_RECORD EXCERPTS_
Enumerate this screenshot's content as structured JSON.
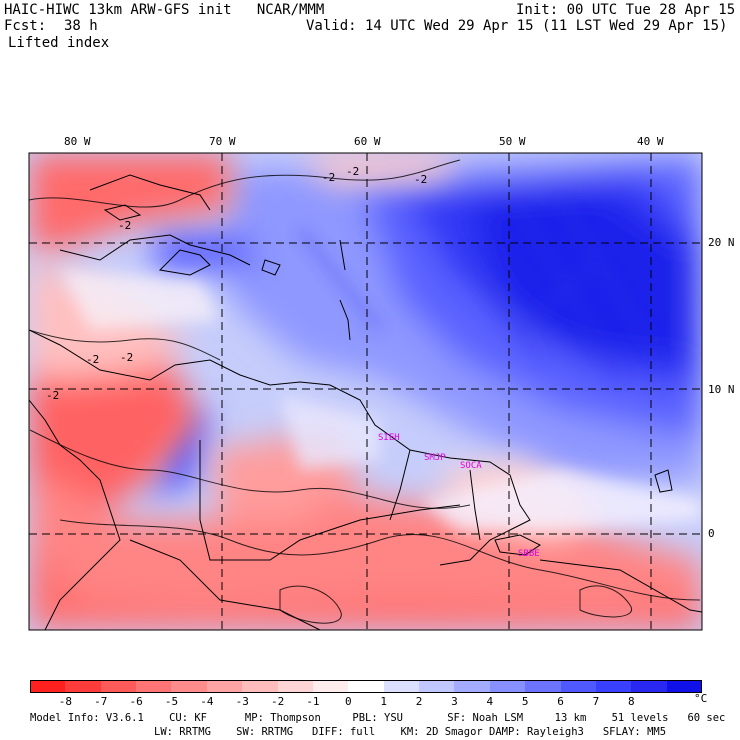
{
  "header": {
    "model_line": "HAIC-HIWC 13km ARW-GFS init   NCAR/MMM",
    "init_line": "Init: 00 UTC Tue 28 Apr 15",
    "fcst_label": "Fcst:",
    "fcst_value": "38 h",
    "valid_line": "Valid: 14 UTC Wed 29 Apr 15 (11 LST Wed 29 Apr 15)",
    "field_name": "Lifted index"
  },
  "map": {
    "lon_labels": [
      "80 W",
      "70 W",
      "60 W",
      "50 W",
      "40 W"
    ],
    "lat_labels": [
      "20 N",
      "10 N",
      "0"
    ],
    "contour_labels": [
      "-2",
      "-2",
      "-2",
      "-2",
      "-2",
      "-2",
      "-2"
    ],
    "stations": [
      "SIEH",
      "SMJP",
      "SOCA",
      "SBBE"
    ],
    "station_color": "#e000e0"
  },
  "colorbar": {
    "labels": [
      "-8",
      "-7",
      "-6",
      "-5",
      "-4",
      "-3",
      "-2",
      "-1",
      "0",
      "1",
      "2",
      "3",
      "4",
      "5",
      "6",
      "7",
      "8"
    ],
    "unit": "°C",
    "colors": [
      "#ff2020",
      "#ff3c3c",
      "#ff5a5a",
      "#ff7474",
      "#ff8c8c",
      "#ffa4a4",
      "#ffbcbc",
      "#ffd4d4",
      "#ffecec",
      "#ffffff",
      "#dce0ff",
      "#c0c8ff",
      "#a4acff",
      "#8890ff",
      "#6c74ff",
      "#5058ff",
      "#3a40ff",
      "#2828f0",
      "#1010e8"
    ]
  },
  "footer": {
    "line1": "Model Info: V3.6.1    CU: KF      MP: Thompson     PBL: YSU       SF: Noah LSM     13 km    51 levels   60 sec",
    "line2": "LW: RRTMG    SW: RRTMG   DIFF: full    KM: 2D Smagor DAMP: Rayleigh3   SFLAY: MM5"
  }
}
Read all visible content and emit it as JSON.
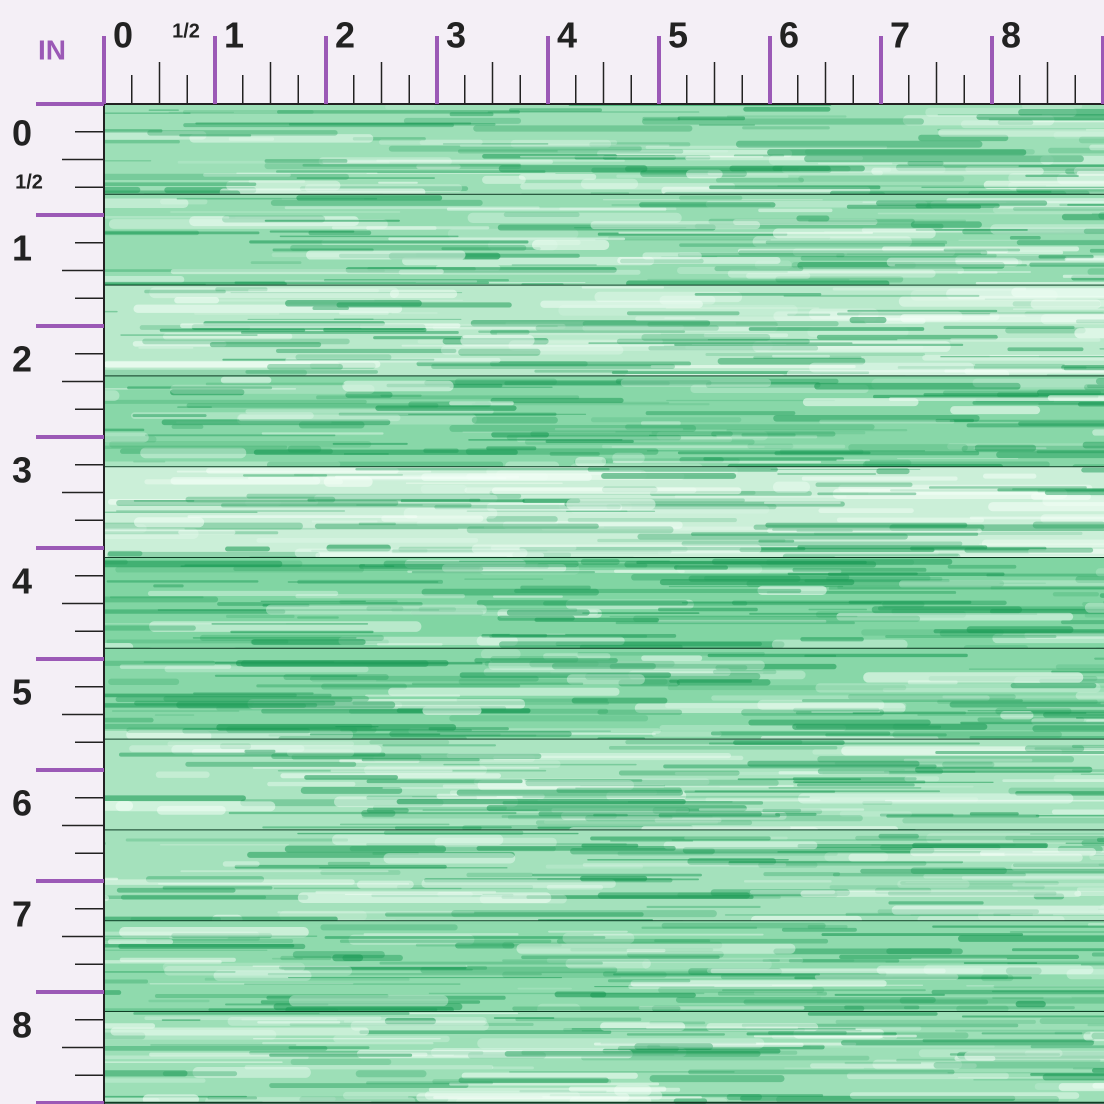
{
  "unit": "IN",
  "top_ruler": {
    "labels": [
      "0",
      "1/2",
      "1",
      "2",
      "3",
      "4",
      "5",
      "6",
      "7",
      "8"
    ]
  },
  "left_ruler": {
    "labels": [
      "0",
      "1/2",
      "1",
      "2",
      "3",
      "4",
      "5",
      "6",
      "7",
      "8"
    ]
  }
}
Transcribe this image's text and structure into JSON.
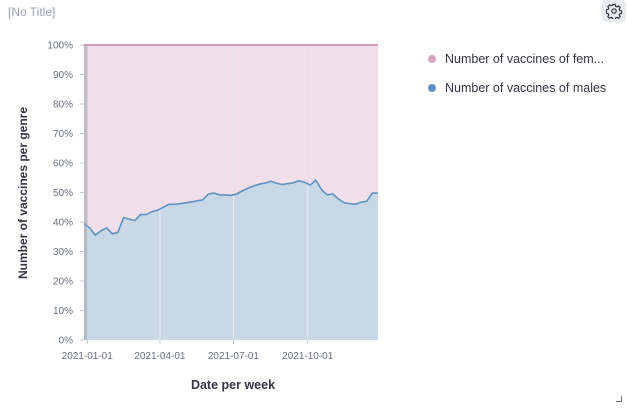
{
  "panel": {
    "title": "[No Title]",
    "settings_icon": "gear-icon"
  },
  "colors": {
    "female": "#d6a1bd",
    "male": "#6092c0"
  },
  "chart_data": {
    "type": "area",
    "stacked": true,
    "percentage": true,
    "xlabel": "Date per week",
    "ylabel": "Number of vaccines per genre",
    "y_ticks": [
      "0%",
      "10%",
      "20%",
      "30%",
      "40%",
      "50%",
      "60%",
      "70%",
      "80%",
      "90%",
      "100%"
    ],
    "x_ticks": [
      {
        "label": "2021-01-01",
        "date": "2021-01-01"
      },
      {
        "label": "2021-04-01",
        "date": "2021-04-01"
      },
      {
        "label": "2021-07-01",
        "date": "2021-07-01"
      },
      {
        "label": "2021-10-01",
        "date": "2021-10-01"
      }
    ],
    "ylim": [
      0,
      100
    ],
    "xlim": [
      "2020-12-28",
      "2021-12-27"
    ],
    "legend_position": "right",
    "series": [
      {
        "name": "Number of vaccines of females",
        "display_name": "Number of vaccines of fem...",
        "color": "#d6a1bd",
        "share": "remainder"
      },
      {
        "name": "Number of vaccines of males",
        "display_name": "Number of vaccines of males",
        "color": "#6092c0",
        "x": [
          "2020-12-28",
          "2021-01-04",
          "2021-01-11",
          "2021-01-18",
          "2021-01-25",
          "2021-02-01",
          "2021-02-08",
          "2021-02-15",
          "2021-02-22",
          "2021-03-01",
          "2021-03-08",
          "2021-03-15",
          "2021-03-22",
          "2021-03-29",
          "2021-04-05",
          "2021-04-12",
          "2021-04-19",
          "2021-04-26",
          "2021-05-03",
          "2021-05-10",
          "2021-05-17",
          "2021-05-24",
          "2021-05-31",
          "2021-06-07",
          "2021-06-14",
          "2021-06-21",
          "2021-06-28",
          "2021-07-05",
          "2021-07-12",
          "2021-07-19",
          "2021-07-26",
          "2021-08-02",
          "2021-08-09",
          "2021-08-16",
          "2021-08-23",
          "2021-08-30",
          "2021-09-06",
          "2021-09-13",
          "2021-09-20",
          "2021-09-27",
          "2021-10-04",
          "2021-10-11",
          "2021-10-18",
          "2021-10-25",
          "2021-11-01",
          "2021-11-08",
          "2021-11-15",
          "2021-11-22",
          "2021-11-29",
          "2021-12-06",
          "2021-12-13",
          "2021-12-20",
          "2021-12-27"
        ],
        "values": [
          39.5,
          38,
          35.5,
          37,
          38,
          36,
          36.5,
          41.5,
          41,
          40.5,
          42.5,
          42.5,
          43.5,
          44,
          45,
          46,
          46,
          46.2,
          46.5,
          46.8,
          47.2,
          47.5,
          49.5,
          49.8,
          49.2,
          49.2,
          49,
          49.5,
          50.5,
          51.5,
          52.2,
          52.8,
          53.2,
          53.8,
          53.2,
          52.7,
          53,
          53.3,
          54,
          53.5,
          52.5,
          54.2,
          51,
          49.2,
          49.5,
          47.8,
          46.5,
          46.2,
          46,
          46.7,
          47,
          49.8,
          49.8
        ]
      }
    ]
  }
}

_PROBLEM STATEMENT_
Restate each line of the records exactly; pictures do not belong in the copy.

_WRITTEN ANSWER_
Enumerate this screenshot's content as structured JSON.
{
  "header": {
    "model_line": "HAIC-HIWC 13km ARW-GFS init   NCAR/MMM",
    "init_line": "Init: 00 UTC Tue 28 Apr 15",
    "fcst_label": "Fcst:",
    "fcst_value": "38 h",
    "valid_line": "Valid: 14 UTC Wed 29 Apr 15 (11 LST Wed 29 Apr 15)",
    "field_name": "Lifted index"
  },
  "map": {
    "lon_labels": [
      "80 W",
      "70 W",
      "60 W",
      "50 W",
      "40 W"
    ],
    "lat_labels": [
      "20 N",
      "10 N",
      "0"
    ],
    "contour_labels": [
      "-2",
      "-2",
      "-2",
      "-2",
      "-2",
      "-2",
      "-2"
    ],
    "stations": [
      "SIEH",
      "SMJP",
      "SOCA",
      "SBBE"
    ],
    "station_color": "#e000e0"
  },
  "colorbar": {
    "labels": [
      "-8",
      "-7",
      "-6",
      "-5",
      "-4",
      "-3",
      "-2",
      "-1",
      "0",
      "1",
      "2",
      "3",
      "4",
      "5",
      "6",
      "7",
      "8"
    ],
    "unit": "°C",
    "colors": [
      "#ff2020",
      "#ff3c3c",
      "#ff5a5a",
      "#ff7474",
      "#ff8c8c",
      "#ffa4a4",
      "#ffbcbc",
      "#ffd4d4",
      "#ffecec",
      "#ffffff",
      "#dce0ff",
      "#c0c8ff",
      "#a4acff",
      "#8890ff",
      "#6c74ff",
      "#5058ff",
      "#3a40ff",
      "#2828f0",
      "#1010e8"
    ]
  },
  "footer": {
    "line1": "Model Info: V3.6.1    CU: KF      MP: Thompson     PBL: YSU       SF: Noah LSM     13 km    51 levels   60 sec",
    "line2": "LW: RRTMG    SW: RRTMG   DIFF: full    KM: 2D Smagor DAMP: Rayleigh3   SFLAY: MM5"
  }
}
Read all visible content and emit it as JSON.
{
  "unit": "IN",
  "top_ruler": {
    "labels": [
      "0",
      "1/2",
      "1",
      "2",
      "3",
      "4",
      "5",
      "6",
      "7",
      "8"
    ]
  },
  "left_ruler": {
    "labels": [
      "0",
      "1/2",
      "1",
      "2",
      "3",
      "4",
      "5",
      "6",
      "7",
      "8"
    ]
  }
}
Transcribe this image's text and structure into JSON.
{
  "panel": {
    "title": "[No Title]",
    "settings_icon": "gear-icon"
  },
  "colors": {
    "female": "#d6a1bd",
    "male": "#6092c0"
  },
  "chart_data": {
    "type": "area",
    "stacked": true,
    "percentage": true,
    "xlabel": "Date per week",
    "ylabel": "Number of vaccines per genre",
    "y_ticks": [
      "0%",
      "10%",
      "20%",
      "30%",
      "40%",
      "50%",
      "60%",
      "70%",
      "80%",
      "90%",
      "100%"
    ],
    "x_ticks": [
      {
        "label": "2021-01-01",
        "date": "2021-01-01"
      },
      {
        "label": "2021-04-01",
        "date": "2021-04-01"
      },
      {
        "label": "2021-07-01",
        "date": "2021-07-01"
      },
      {
        "label": "2021-10-01",
        "date": "2021-10-01"
      }
    ],
    "ylim": [
      0,
      100
    ],
    "xlim": [
      "2020-12-28",
      "2021-12-27"
    ],
    "legend_position": "right",
    "series": [
      {
        "name": "Number of vaccines of females",
        "display_name": "Number of vaccines of fem...",
        "color": "#d6a1bd",
        "share": "remainder"
      },
      {
        "name": "Number of vaccines of males",
        "display_name": "Number of vaccines of males",
        "color": "#6092c0",
        "x": [
          "2020-12-28",
          "2021-01-04",
          "2021-01-11",
          "2021-01-18",
          "2021-01-25",
          "2021-02-01",
          "2021-02-08",
          "2021-02-15",
          "2021-02-22",
          "2021-03-01",
          "2021-03-08",
          "2021-03-15",
          "2021-03-22",
          "2021-03-29",
          "2021-04-05",
          "2021-04-12",
          "2021-04-19",
          "2021-04-26",
          "2021-05-03",
          "2021-05-10",
          "2021-05-17",
          "2021-05-24",
          "2021-05-31",
          "2021-06-07",
          "2021-06-14",
          "2021-06-21",
          "2021-06-28",
          "2021-07-05",
          "2021-07-12",
          "2021-07-19",
          "2021-07-26",
          "2021-08-02",
          "2021-08-09",
          "2021-08-16",
          "2021-08-23",
          "2021-08-30",
          "2021-09-06",
          "2021-09-13",
          "2021-09-20",
          "2021-09-27",
          "2021-10-04",
          "2021-10-11",
          "2021-10-18",
          "2021-10-25",
          "2021-11-01",
          "2021-11-08",
          "2021-11-15",
          "2021-11-22",
          "2021-11-29",
          "2021-12-06",
          "2021-12-13",
          "2021-12-20",
          "2021-12-27"
        ],
        "values": [
          39.5,
          38,
          35.5,
          37,
          38,
          36,
          36.5,
          41.5,
          41,
          40.5,
          42.5,
          42.5,
          43.5,
          44,
          45,
          46,
          46,
          46.2,
          46.5,
          46.8,
          47.2,
          47.5,
          49.5,
          49.8,
          49.2,
          49.2,
          49,
          49.5,
          50.5,
          51.5,
          52.2,
          52.8,
          53.2,
          53.8,
          53.2,
          52.7,
          53,
          53.3,
          54,
          53.5,
          52.5,
          54.2,
          51,
          49.2,
          49.5,
          47.8,
          46.5,
          46.2,
          46,
          46.7,
          47,
          49.8,
          49.8
        ]
      }
    ]
  }
}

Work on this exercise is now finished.